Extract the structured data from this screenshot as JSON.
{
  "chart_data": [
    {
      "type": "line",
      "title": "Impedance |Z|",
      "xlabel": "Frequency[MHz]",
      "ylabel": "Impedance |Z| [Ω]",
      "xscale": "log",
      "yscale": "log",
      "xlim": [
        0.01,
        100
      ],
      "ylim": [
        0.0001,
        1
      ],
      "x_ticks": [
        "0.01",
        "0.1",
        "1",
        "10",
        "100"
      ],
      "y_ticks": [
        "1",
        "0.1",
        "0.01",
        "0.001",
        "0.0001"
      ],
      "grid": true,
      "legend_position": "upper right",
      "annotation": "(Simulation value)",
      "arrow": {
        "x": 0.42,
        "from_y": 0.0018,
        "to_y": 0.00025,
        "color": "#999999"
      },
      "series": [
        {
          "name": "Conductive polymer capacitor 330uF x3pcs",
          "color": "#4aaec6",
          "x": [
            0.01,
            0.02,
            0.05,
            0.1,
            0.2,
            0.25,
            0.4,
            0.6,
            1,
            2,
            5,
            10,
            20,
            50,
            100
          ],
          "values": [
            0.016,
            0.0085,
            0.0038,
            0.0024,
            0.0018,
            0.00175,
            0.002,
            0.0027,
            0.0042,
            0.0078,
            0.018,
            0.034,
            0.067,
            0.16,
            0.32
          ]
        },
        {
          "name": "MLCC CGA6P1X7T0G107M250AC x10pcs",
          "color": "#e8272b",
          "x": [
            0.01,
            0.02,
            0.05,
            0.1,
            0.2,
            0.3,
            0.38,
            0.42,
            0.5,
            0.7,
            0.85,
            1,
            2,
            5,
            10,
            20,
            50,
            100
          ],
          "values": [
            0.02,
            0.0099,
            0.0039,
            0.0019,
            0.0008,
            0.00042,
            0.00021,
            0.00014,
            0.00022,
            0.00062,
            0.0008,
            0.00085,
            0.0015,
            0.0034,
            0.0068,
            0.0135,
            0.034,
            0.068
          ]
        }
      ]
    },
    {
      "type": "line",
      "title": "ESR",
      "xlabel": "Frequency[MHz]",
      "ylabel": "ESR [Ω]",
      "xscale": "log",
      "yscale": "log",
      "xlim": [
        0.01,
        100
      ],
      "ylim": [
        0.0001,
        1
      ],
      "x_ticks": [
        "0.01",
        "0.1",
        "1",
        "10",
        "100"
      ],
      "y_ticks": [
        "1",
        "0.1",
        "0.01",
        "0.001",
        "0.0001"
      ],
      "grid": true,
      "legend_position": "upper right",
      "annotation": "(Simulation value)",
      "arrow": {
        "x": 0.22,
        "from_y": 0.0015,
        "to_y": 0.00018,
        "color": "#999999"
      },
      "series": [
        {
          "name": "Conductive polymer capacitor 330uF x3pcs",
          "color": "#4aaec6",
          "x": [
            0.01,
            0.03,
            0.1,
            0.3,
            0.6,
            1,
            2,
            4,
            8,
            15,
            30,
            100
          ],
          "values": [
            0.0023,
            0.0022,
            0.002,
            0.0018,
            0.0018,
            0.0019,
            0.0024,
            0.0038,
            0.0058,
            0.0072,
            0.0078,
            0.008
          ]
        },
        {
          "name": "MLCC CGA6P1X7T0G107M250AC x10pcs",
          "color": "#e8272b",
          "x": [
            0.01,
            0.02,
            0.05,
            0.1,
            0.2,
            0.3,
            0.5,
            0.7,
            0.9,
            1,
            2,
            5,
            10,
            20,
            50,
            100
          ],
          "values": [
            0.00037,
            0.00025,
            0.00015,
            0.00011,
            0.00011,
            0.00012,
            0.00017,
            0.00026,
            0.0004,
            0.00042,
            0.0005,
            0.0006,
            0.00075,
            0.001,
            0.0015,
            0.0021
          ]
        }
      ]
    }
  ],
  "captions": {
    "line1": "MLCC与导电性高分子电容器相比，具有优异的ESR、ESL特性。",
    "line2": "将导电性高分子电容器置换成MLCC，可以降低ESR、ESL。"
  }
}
____________________
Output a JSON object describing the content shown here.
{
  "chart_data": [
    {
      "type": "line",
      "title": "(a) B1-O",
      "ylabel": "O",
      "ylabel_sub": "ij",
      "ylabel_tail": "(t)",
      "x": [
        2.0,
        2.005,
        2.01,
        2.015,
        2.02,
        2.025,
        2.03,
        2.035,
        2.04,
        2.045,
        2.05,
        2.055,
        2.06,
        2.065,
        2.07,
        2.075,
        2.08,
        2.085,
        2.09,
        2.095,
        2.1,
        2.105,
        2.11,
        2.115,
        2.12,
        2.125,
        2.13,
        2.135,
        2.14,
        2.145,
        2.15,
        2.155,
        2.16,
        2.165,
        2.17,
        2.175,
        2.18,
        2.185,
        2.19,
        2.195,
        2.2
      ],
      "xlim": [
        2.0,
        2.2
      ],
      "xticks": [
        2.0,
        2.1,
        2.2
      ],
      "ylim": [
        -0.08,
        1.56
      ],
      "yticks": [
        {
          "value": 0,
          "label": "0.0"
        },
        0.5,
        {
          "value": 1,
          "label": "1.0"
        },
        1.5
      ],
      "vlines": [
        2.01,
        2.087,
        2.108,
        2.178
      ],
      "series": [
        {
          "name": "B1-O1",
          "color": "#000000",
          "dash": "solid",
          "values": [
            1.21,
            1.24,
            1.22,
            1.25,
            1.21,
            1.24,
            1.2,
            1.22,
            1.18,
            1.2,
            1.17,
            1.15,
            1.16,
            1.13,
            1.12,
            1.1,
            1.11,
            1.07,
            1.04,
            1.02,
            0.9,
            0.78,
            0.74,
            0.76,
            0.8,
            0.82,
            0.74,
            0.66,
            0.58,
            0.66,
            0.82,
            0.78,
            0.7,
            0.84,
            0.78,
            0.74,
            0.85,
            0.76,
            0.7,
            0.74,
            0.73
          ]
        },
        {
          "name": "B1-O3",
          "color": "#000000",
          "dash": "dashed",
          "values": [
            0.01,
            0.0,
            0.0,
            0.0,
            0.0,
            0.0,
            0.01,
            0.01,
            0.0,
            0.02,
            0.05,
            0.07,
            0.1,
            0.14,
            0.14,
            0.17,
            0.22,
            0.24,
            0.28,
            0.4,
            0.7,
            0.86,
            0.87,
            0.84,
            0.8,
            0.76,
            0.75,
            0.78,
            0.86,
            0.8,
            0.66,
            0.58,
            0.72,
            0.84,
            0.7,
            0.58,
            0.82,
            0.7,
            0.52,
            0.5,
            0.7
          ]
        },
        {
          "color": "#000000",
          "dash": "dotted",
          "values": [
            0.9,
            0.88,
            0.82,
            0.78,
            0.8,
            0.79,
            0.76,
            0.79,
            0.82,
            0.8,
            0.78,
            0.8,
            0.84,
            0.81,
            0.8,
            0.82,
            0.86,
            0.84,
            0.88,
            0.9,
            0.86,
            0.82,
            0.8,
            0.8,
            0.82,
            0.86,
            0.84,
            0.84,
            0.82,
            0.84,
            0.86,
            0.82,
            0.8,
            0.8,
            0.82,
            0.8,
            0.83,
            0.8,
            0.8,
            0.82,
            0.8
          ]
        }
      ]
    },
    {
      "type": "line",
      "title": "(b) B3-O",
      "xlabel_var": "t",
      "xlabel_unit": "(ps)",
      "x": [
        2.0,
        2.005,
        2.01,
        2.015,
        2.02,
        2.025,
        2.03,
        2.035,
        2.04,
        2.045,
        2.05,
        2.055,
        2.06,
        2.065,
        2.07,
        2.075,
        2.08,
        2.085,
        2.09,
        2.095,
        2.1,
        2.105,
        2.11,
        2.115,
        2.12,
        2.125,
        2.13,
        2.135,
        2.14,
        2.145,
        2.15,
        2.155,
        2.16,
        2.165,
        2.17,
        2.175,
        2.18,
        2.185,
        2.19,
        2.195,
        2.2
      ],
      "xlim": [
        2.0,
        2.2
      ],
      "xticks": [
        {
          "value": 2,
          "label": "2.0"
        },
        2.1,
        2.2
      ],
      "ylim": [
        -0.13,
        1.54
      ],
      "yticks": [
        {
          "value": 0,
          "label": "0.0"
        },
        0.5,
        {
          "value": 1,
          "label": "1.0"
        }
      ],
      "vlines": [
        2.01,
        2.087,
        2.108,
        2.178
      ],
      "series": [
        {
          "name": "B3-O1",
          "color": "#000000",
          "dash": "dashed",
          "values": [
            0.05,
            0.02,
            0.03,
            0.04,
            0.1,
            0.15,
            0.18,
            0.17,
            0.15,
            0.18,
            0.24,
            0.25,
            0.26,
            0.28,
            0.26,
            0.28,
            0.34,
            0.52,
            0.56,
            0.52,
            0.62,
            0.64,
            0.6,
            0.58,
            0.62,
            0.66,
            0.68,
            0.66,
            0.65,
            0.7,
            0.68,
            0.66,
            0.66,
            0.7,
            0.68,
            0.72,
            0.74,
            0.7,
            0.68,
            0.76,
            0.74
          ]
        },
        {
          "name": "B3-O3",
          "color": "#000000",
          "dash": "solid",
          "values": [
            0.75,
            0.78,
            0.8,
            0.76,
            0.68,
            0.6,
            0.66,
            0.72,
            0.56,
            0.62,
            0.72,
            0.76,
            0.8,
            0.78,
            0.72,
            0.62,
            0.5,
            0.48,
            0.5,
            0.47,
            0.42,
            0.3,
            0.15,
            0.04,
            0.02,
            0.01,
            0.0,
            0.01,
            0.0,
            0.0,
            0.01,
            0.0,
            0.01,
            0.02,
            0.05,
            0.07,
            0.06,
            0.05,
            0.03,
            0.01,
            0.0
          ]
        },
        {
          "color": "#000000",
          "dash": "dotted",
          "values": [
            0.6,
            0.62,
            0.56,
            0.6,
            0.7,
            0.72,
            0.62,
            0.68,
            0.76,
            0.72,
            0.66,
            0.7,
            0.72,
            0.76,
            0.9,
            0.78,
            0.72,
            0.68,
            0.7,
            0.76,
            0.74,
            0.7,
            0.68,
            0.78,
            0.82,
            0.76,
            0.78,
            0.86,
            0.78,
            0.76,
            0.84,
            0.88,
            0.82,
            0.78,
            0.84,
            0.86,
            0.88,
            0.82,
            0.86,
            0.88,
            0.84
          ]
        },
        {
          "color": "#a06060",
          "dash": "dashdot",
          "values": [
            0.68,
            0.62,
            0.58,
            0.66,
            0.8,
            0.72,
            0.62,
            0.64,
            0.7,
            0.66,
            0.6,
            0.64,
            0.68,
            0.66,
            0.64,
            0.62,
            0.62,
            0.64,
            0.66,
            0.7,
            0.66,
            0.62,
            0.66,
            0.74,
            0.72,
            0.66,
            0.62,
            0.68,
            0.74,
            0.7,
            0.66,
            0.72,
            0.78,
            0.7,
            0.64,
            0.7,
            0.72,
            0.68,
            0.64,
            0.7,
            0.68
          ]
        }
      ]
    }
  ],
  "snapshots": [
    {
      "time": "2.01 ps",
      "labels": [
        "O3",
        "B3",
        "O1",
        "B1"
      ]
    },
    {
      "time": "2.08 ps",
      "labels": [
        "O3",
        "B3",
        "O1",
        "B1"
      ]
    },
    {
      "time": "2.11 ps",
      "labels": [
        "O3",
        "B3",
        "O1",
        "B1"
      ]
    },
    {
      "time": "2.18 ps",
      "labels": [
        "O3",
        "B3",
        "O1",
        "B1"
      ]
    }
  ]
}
____________________
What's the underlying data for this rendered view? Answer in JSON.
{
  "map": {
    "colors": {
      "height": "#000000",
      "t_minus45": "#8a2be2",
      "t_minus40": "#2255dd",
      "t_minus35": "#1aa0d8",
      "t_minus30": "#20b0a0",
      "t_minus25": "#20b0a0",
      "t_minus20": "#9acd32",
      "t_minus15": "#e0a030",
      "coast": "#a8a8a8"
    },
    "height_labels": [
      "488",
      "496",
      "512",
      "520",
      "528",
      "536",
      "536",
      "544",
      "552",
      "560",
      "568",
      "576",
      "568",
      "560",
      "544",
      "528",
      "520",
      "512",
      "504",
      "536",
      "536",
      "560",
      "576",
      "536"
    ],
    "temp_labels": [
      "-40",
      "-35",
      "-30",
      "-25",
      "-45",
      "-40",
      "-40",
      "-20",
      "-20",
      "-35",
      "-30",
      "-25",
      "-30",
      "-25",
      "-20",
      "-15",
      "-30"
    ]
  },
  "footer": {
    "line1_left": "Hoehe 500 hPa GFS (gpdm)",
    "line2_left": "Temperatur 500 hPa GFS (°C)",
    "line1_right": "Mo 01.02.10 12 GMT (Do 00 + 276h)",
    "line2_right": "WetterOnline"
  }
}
____________________
What you will do:
Using the records above, find and show each line with the string "Impedance".

Exercise result:
      "title": "Impedance |Z|",
      "ylabel": "Impedance |Z| [Ω]",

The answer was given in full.